__GIVEN INSTRUCTION__. In the data below, find every line that has the string "their", and copy it.

--- Start of RECORDS SUPPLIED ---

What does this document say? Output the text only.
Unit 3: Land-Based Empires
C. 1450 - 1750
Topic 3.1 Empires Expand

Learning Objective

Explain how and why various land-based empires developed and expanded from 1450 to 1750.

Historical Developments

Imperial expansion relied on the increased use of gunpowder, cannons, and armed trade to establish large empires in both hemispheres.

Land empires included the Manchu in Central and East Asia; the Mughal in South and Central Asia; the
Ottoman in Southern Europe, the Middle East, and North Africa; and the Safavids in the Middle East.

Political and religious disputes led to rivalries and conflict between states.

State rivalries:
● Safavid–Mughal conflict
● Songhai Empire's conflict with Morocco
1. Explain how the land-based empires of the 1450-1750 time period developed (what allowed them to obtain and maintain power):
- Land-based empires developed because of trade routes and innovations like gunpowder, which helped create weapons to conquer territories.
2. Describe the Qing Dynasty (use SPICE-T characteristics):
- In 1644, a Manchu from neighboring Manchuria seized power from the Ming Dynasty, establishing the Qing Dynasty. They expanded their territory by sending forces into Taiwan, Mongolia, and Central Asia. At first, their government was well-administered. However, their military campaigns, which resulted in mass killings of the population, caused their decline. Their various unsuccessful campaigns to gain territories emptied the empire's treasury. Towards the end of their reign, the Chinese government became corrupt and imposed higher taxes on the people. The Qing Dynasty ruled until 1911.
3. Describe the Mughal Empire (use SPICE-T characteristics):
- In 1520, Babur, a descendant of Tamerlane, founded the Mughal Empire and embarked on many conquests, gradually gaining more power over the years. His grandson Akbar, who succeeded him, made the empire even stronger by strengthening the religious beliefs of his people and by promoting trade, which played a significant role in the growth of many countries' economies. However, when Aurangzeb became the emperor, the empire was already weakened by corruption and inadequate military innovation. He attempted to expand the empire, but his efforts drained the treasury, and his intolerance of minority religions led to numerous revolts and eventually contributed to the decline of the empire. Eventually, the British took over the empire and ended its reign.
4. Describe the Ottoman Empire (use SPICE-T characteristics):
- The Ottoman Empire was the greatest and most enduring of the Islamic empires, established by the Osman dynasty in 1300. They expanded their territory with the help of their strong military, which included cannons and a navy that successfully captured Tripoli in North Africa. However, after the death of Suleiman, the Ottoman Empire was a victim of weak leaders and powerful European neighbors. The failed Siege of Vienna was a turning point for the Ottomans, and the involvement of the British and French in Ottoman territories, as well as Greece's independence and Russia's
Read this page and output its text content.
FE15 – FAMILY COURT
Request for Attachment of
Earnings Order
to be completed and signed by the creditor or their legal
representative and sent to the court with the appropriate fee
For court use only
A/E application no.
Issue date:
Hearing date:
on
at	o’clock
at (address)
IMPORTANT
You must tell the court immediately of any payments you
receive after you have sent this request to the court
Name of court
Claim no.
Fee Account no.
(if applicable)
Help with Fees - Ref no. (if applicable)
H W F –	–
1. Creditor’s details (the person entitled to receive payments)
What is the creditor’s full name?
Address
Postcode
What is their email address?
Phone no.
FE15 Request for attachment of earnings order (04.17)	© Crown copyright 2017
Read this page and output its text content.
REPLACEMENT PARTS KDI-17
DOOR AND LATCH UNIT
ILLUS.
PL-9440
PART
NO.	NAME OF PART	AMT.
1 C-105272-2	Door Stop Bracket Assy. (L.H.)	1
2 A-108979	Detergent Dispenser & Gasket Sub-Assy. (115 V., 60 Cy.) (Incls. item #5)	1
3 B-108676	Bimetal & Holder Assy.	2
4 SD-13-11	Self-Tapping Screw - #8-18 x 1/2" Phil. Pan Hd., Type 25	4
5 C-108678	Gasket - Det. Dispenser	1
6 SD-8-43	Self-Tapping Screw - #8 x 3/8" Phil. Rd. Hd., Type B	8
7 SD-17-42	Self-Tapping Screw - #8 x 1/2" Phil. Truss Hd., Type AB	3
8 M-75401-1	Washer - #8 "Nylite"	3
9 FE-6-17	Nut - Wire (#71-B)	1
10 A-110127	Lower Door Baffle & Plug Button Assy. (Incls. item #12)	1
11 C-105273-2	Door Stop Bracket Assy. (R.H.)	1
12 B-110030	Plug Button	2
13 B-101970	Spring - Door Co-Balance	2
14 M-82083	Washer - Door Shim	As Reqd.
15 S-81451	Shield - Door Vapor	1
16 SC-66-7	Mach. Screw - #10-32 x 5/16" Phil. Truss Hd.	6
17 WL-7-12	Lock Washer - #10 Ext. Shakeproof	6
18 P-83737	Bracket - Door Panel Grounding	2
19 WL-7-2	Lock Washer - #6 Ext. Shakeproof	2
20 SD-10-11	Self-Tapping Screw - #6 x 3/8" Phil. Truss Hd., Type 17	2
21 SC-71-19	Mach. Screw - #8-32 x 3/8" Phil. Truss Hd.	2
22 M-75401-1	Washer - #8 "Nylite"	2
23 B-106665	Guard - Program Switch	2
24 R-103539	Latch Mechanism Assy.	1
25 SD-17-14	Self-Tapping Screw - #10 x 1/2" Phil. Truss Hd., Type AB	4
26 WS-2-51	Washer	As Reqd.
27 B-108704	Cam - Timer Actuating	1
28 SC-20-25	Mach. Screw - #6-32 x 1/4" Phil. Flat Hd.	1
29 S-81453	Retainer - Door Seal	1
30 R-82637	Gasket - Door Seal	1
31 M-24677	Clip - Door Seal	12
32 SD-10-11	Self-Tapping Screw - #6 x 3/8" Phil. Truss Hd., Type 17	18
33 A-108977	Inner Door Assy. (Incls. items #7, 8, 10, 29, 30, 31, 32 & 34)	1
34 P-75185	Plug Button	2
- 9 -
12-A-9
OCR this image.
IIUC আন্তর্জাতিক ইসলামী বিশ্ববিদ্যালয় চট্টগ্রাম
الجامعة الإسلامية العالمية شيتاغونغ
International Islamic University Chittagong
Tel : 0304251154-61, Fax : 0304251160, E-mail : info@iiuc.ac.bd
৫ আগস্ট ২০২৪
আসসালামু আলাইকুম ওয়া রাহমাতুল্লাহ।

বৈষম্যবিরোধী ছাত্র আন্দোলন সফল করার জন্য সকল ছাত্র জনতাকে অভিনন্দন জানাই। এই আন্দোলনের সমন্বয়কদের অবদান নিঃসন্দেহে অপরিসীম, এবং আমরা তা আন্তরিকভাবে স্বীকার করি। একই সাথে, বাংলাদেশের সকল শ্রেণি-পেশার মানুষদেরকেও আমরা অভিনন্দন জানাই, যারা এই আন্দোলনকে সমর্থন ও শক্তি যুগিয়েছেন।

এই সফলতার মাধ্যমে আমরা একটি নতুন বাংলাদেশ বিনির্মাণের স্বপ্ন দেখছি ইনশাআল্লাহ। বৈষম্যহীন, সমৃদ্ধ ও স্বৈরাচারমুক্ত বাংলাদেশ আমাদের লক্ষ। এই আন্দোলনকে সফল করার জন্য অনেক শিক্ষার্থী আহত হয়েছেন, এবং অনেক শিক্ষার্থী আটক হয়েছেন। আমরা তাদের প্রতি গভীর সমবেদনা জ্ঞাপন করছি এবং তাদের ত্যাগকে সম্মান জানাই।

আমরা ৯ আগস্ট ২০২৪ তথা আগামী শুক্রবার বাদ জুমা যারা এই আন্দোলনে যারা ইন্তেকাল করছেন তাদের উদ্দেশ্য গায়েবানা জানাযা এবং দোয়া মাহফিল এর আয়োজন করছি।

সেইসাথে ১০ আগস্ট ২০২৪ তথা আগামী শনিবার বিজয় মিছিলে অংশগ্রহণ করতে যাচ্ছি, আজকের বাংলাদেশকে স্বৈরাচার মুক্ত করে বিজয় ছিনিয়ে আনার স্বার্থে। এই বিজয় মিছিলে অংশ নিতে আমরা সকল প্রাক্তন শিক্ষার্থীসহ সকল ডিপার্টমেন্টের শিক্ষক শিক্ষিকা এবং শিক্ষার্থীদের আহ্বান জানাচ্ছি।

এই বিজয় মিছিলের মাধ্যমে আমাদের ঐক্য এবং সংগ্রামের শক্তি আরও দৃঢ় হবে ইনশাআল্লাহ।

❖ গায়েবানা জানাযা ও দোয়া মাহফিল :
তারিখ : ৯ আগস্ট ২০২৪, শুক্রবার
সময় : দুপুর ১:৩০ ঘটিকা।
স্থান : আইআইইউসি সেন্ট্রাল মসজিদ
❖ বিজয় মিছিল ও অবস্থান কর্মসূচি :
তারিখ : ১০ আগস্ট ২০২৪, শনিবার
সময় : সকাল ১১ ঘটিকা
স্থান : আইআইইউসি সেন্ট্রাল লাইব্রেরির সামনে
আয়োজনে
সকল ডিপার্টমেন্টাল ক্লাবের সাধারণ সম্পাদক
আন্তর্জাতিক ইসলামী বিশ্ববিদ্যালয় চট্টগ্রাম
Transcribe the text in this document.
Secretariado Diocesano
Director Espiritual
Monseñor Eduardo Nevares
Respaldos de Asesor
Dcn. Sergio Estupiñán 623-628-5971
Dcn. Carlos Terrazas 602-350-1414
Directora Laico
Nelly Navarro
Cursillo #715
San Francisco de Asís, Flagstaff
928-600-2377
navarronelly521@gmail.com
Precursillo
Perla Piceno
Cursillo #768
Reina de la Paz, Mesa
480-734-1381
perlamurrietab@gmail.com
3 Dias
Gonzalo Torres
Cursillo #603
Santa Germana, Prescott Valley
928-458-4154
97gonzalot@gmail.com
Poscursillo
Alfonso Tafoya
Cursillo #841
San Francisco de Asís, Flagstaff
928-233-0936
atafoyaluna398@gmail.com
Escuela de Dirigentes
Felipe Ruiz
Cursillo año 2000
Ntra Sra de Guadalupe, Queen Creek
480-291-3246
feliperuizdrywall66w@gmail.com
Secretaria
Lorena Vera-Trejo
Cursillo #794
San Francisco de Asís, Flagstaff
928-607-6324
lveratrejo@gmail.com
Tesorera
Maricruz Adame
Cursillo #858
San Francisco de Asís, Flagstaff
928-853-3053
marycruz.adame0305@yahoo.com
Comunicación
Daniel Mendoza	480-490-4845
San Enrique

--- End of RECORDS SUPPLIED ---

__SOLUTION TO THE EXERCISE__.
- In 1644, a Manchu from neighboring Manchuria seized power from the Ming Dynasty, establishing the Qing Dynasty. They expanded their territory by sending forces into Taiwan, Mongolia, and Central Asia. At first, their government was well-administered. However, their military campaigns, which resulted in mass killings of the population, caused their decline. Their various unsuccessful campaigns to gain territories emptied the empire's treasury. Towards the end of their reign, the Chinese government became corrupt and imposed higher taxes on the people. The Qing Dynasty ruled until 1911.
- The Ottoman Empire was the greatest and most enduring of the Islamic empires, established by the Osman dynasty in 1300. They expanded their territory with the help of their strong military, which included cannons and a navy that successfully captured Tripoli in North Africa. However, after the death of Suleiman, the Ottoman Empire was a victim of weak leaders and powerful European neighbors. The failed Siege of Vienna was a turning point for the Ottomans, and the involvement of the British and French in Ottoman territories, as well as Greece's independence and Russia's
to be completed and signed by the creditor or their legal
What is their email address?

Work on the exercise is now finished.